#### What is asked
You are to retype all of the data exactly as it appears.

Stored data entries
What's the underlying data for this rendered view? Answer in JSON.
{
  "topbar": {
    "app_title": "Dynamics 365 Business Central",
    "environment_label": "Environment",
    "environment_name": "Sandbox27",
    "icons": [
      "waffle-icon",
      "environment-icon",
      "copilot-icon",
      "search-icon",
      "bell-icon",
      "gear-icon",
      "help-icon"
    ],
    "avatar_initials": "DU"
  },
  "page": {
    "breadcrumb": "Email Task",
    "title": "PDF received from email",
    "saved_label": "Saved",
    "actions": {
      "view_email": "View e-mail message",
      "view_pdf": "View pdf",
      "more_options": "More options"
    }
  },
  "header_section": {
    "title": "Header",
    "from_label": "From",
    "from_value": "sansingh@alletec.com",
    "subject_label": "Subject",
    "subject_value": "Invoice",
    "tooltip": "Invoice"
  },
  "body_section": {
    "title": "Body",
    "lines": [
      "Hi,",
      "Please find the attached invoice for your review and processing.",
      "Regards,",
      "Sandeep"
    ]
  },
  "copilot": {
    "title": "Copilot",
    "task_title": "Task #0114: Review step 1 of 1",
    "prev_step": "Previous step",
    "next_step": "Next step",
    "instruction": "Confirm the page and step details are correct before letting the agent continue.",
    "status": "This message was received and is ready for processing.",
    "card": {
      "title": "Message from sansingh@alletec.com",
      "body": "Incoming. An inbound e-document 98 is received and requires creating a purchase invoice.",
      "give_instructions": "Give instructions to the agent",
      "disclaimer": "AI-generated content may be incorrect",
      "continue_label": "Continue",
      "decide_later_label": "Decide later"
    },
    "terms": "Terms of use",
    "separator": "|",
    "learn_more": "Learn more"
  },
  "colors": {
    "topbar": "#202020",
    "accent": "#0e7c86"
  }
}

#### Solution to the exercise
What's the underlying data for this rendered view? Answer in JSON.
{
  "topbar": {
    "app_title": "Dynamics 365 Business Central",
    "environment_label": "Environment",
    "environment_name": "Sandbox27",
    "icons": [
      "waffle-icon",
      "environment-icon",
      "copilot-icon",
      "search-icon",
      "bell-icon",
      "gear-icon",
      "help-icon"
    ],
    "avatar_initials": "DU"
  },
  "page": {
    "breadcrumb": "Email Task",
    "title": "PDF received from email",
    "saved_label": "Saved",
    "actions": {
      "view_email": "View e-mail message",
      "view_pdf": "View pdf",
      "more_options": "More options"
    }
  },
  "header_section": {
    "title": "Header",
    "from_label": "From",
    "from_value": "sansingh@alletec.com",
    "subject_label": "Subject",
    "subject_value": "Invoice",
    "tooltip": "Invoice"
  },
  "body_section": {
    "title": "Body",
    "lines": [
      "Hi,",
      "Please find the attached invoice for your review and processing.",
      "Regards,",
      "Sandeep"
    ]
  },
  "copilot": {
    "title": "Copilot",
    "task_title": "Task #0114: Review step 1 of 1",
    "prev_step": "Previous step",
    "next_step": "Next step",
    "instruction": "Confirm the page and step details are correct before letting the agent continue.",
    "status": "This message was received and is ready for processing.",
    "card": {
      "title": "Message from sansingh@alletec.com",
      "body": "Incoming. An inbound e-document 98 is received and requires creating a purchase invoice.",
      "give_instructions": "Give instructions to the agent",
      "disclaimer": "AI-generated content may be incorrect",
      "continue_label": "Continue",
      "decide_later_label": "Decide later"
    },
    "terms": "Terms of use",
    "separator": "|",
    "learn_more": "Learn more"
  },
  "colors": {
    "topbar": "#202020",
    "accent": "#0e7c86"
  }
}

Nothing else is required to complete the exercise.